Set exercise
With the pictures left out, write out exactly the lines from the one containing "What text is on this page?" through the end.

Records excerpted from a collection
====
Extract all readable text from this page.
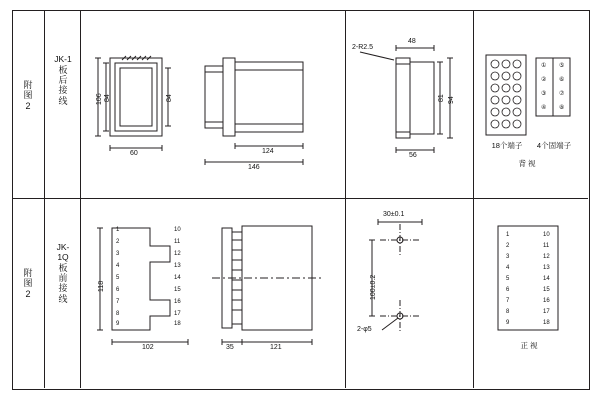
附
图
2
JK-1
板
后
接
线	106 84	84
60	124
146
2-R2.5
48
81 94
56
① ⑤
② ⑥
③ ⑦
④ ⑧
18个端子	4个固端子
背 视
附
图
2
JK-1Q
板
前
接
线
1
2
3
4
5
6
7
8
9
10
11
12
13
14
15
16
17
18
118
102	35	121
30±0.1
100±0.2
2-φ5
1
2
3
4
5
6
7
8
9
10
11
12
13
14
15
16
17
18
正 视
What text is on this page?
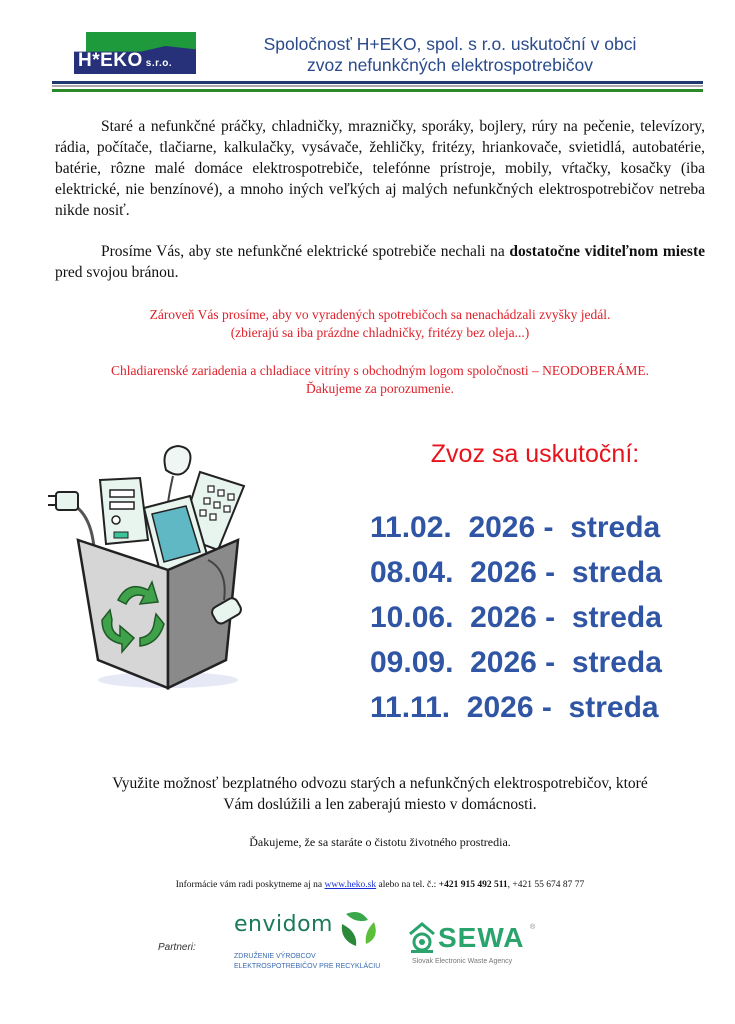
H*EKO s.r.o.
Spoločnosť H+EKO, spol. s r.o. uskutoční v obci
zvoz nefunkčných elektrospotrebičov
Staré a nefunkčné práčky, chladničky, mrazničky, sporáky, bojlery, rúry na pečenie, televízory, rádia, počítače, tlačiarne, kalkulačky, vysávače, žehličky, fritézy, hriankovače, svietidlá, autobatérie, batérie, rôzne malé domáce elektrospotrebiče, telefónne prístroje, mobily, vŕtačky, kosačky (iba elektrické, nie benzínové), a mnoho iných veľkých aj malých nefunkčných elektrospotrebičov netreba nikde nosiť.
Prosíme Vás, aby ste nefunkčné elektrické spotrebiče nechali na dostatočne viditeľnom mieste pred svojou bránou.
Zároveň Vás prosíme, aby vo vyradených spotrebičoch sa nenachádzali zvyšky jedál.
(zbierajú sa iba prázdne chladničky, fritézy bez oleja...)
Chladiarenské zariadenia a chladiace vitríny s obchodným logom spoločnosti – NEODOBERÁME.
Ďakujeme za porozumenie.
Zvoz sa uskutoční:
11.02. 2026 -  streda
08.04. 2026 -  streda
10.06. 2026 -  streda
09.09. 2026 -  streda
11.11. 2026 -  streda
Využite možnosť bezplatného odvozu starých a nefunkčných elektrospotrebičov, ktoré
Vám doslúžili a len zaberajú miesto v domácnosti.
Ďakujeme, že sa staráte o čistotu životného prostredia.
Informácie vám radi poskytneme aj na www.heko.sk alebo na tel. č.: +421 915 492 511, +421 55 674 87 77
Partneri:
envidom
ZDRUŽENIE VÝROBCOV
ELEKTROSPOTREBIČOV PRE RECYKLÁCIU
SEWA ®
Slovak Electronic Waste Agency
====
Solution below
What text is on this page?
H*EKO s.r.o.
Spoločnosť H+EKO, spol. s r.o. uskutoční v obci
zvoz nefunkčných elektrospotrebičov
Staré a nefunkčné práčky, chladničky, mrazničky, sporáky, bojlery, rúry na pečenie, televízory, rádia, počítače, tlačiarne, kalkulačky, vysávače, žehličky, fritézy, hriankovače, svietidlá, autobatérie, batérie, rôzne malé domáce elektrospotrebiče, telefónne prístroje, mobily, vŕtačky, kosačky (iba elektrické, nie benzínové), a mnoho iných veľkých aj malých nefunkčných elektrospotrebičov netreba nikde nosiť.
Prosíme Vás, aby ste nefunkčné elektrické spotrebiče nechali na dostatočne viditeľnom mieste pred svojou bránou.
Zároveň Vás prosíme, aby vo vyradených spotrebičoch sa nenachádzali zvyšky jedál.
(zbierajú sa iba prázdne chladničky, fritézy bez oleja...)
Chladiarenské zariadenia a chladiace vitríny s obchodným logom spoločnosti – NEODOBERÁME.
Ďakujeme za porozumenie.
Zvoz sa uskutoční:
11.02. 2026 -  streda
08.04. 2026 -  streda
10.06. 2026 -  streda
09.09. 2026 -  streda
11.11. 2026 -  streda
Využite možnosť bezplatného odvozu starých a nefunkčných elektrospotrebičov, ktoré
Vám doslúžili a len zaberajú miesto v domácnosti.
Ďakujeme, že sa staráte o čistotu životného prostredia.
Informácie vám radi poskytneme aj na www.heko.sk alebo na tel. č.: +421 915 492 511, +421 55 674 87 77
Partneri:
envidom
ZDRUŽENIE VÝROBCOV
ELEKTROSPOTREBIČOV PRE RECYKLÁCIU
SEWA ®
Slovak Electronic Waste Agency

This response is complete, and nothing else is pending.